- **Prompt**: Extract every line that contains the string "name".

- **Dataset excerpts**:
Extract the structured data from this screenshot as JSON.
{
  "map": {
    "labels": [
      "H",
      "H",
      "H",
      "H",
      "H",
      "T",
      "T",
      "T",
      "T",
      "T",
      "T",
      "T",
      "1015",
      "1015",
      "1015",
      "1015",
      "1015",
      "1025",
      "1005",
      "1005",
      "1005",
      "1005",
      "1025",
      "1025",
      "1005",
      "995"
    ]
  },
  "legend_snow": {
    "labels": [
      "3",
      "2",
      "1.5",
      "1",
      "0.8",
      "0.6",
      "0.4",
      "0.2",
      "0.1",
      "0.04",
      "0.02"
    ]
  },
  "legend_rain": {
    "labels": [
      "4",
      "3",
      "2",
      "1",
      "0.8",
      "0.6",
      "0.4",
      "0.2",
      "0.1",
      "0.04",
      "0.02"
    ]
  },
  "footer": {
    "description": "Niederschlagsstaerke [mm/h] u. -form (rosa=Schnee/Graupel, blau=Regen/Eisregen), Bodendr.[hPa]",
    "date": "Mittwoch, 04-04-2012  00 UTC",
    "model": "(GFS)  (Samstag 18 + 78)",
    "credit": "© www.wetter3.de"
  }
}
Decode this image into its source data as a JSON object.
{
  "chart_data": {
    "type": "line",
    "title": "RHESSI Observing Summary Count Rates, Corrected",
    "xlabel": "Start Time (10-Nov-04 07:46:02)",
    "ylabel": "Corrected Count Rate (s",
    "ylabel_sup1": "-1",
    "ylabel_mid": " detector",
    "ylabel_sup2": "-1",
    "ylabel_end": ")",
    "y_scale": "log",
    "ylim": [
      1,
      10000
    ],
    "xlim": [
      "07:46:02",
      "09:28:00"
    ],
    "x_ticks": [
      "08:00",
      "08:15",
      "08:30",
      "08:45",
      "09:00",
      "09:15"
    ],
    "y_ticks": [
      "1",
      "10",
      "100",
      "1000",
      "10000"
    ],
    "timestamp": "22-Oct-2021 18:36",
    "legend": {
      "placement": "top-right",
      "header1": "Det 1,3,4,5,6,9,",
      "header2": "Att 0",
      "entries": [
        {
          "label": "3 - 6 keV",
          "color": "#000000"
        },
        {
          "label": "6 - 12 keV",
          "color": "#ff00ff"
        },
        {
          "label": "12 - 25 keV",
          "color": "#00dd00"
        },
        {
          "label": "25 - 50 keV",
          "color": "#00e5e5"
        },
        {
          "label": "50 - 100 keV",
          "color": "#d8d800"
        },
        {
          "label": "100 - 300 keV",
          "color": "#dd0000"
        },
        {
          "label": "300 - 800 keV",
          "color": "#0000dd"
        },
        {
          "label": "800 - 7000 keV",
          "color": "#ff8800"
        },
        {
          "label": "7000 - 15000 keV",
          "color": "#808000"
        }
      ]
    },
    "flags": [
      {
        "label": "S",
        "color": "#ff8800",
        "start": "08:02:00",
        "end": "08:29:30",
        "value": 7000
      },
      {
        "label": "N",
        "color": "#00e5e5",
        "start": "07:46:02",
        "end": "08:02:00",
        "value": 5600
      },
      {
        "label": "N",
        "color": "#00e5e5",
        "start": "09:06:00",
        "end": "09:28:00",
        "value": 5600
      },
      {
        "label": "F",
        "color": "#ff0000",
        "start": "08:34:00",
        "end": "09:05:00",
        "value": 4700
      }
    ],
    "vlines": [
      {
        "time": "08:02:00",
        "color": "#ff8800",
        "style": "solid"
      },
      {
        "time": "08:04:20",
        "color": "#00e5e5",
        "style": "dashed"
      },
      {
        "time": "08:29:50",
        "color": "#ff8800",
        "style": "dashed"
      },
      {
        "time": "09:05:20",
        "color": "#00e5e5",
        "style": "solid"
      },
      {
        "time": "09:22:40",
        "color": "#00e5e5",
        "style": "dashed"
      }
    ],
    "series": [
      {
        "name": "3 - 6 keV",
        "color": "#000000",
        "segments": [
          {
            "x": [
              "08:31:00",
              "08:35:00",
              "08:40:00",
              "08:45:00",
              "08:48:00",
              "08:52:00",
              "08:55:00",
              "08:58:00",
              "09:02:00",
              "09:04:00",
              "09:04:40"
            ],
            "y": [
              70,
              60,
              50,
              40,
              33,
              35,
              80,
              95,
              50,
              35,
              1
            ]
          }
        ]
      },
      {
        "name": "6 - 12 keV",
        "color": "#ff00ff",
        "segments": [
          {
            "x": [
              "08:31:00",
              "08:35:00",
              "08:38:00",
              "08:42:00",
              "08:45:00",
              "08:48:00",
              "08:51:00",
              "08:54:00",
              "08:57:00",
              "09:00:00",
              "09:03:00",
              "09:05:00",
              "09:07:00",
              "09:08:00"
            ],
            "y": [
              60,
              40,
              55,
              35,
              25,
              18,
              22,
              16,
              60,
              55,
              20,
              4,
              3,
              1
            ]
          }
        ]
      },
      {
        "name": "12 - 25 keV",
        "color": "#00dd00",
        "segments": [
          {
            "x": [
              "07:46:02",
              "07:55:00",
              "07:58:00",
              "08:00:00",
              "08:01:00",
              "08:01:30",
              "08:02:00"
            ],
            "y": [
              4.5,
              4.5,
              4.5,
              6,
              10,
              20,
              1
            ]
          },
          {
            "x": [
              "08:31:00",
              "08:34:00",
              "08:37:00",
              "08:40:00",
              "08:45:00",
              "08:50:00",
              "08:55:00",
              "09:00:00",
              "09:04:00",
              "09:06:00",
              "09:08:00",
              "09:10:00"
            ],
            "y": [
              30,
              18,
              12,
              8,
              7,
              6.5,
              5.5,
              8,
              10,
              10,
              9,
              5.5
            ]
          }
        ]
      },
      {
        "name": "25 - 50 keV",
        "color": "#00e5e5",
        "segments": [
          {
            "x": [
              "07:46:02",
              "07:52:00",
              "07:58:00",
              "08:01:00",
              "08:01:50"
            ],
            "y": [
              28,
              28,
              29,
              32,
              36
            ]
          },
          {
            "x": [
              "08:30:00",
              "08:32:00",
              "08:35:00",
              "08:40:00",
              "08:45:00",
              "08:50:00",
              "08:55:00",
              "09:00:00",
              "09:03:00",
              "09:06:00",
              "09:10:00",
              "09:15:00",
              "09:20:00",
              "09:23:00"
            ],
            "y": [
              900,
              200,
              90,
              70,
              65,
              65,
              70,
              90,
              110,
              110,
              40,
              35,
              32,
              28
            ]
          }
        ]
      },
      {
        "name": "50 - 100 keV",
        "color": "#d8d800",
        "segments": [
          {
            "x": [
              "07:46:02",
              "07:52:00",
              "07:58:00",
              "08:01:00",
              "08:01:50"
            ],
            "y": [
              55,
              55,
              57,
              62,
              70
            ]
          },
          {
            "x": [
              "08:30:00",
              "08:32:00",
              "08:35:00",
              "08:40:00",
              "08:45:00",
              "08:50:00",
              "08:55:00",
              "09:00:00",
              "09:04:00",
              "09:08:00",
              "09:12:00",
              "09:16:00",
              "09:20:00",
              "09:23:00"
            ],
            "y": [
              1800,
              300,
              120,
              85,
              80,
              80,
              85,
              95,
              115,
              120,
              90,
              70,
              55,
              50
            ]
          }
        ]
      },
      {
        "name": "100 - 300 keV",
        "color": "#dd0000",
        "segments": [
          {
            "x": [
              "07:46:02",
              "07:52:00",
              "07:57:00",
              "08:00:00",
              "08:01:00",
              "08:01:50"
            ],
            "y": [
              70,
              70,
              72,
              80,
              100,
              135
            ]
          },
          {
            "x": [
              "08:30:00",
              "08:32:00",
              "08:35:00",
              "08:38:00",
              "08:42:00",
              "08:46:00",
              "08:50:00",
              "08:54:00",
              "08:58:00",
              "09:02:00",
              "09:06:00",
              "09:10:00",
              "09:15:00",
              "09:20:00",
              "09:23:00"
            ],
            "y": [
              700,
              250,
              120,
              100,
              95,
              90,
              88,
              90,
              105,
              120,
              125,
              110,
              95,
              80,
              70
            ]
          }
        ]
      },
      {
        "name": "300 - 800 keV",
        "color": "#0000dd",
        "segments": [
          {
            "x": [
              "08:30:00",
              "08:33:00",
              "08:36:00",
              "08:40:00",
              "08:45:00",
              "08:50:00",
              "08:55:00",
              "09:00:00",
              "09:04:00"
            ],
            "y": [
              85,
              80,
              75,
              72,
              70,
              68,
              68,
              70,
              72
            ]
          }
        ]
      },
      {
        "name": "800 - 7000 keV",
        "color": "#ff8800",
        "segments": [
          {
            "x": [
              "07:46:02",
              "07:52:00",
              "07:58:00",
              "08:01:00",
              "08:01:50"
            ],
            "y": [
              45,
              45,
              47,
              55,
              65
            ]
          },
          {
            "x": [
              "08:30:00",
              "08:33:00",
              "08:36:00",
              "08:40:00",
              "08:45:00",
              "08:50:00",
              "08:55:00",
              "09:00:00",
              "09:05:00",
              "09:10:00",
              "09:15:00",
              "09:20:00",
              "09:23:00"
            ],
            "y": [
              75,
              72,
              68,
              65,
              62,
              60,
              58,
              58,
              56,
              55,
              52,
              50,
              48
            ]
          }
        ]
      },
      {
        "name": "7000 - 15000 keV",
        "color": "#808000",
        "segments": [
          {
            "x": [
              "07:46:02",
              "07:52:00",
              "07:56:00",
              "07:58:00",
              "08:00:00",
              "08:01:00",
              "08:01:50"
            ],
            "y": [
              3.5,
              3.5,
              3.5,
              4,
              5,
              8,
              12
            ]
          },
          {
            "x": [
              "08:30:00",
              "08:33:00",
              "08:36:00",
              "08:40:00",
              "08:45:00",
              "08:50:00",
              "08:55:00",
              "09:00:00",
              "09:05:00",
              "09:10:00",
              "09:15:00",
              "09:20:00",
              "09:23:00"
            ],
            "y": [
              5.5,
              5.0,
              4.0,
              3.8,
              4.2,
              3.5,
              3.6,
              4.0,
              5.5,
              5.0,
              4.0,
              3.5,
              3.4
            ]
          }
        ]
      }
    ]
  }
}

- **Answer to this exercise**:
        "name": "3 - 6 keV",
        "name": "6 - 12 keV",
        "name": "12 - 25 keV",
        "name": "25 - 50 keV",
        "name": "50 - 100 keV",
        "name": "100 - 300 keV",
        "name": "300 - 800 keV",
        "name": "800 - 7000 keV",
        "name": "7000 - 15000 keV",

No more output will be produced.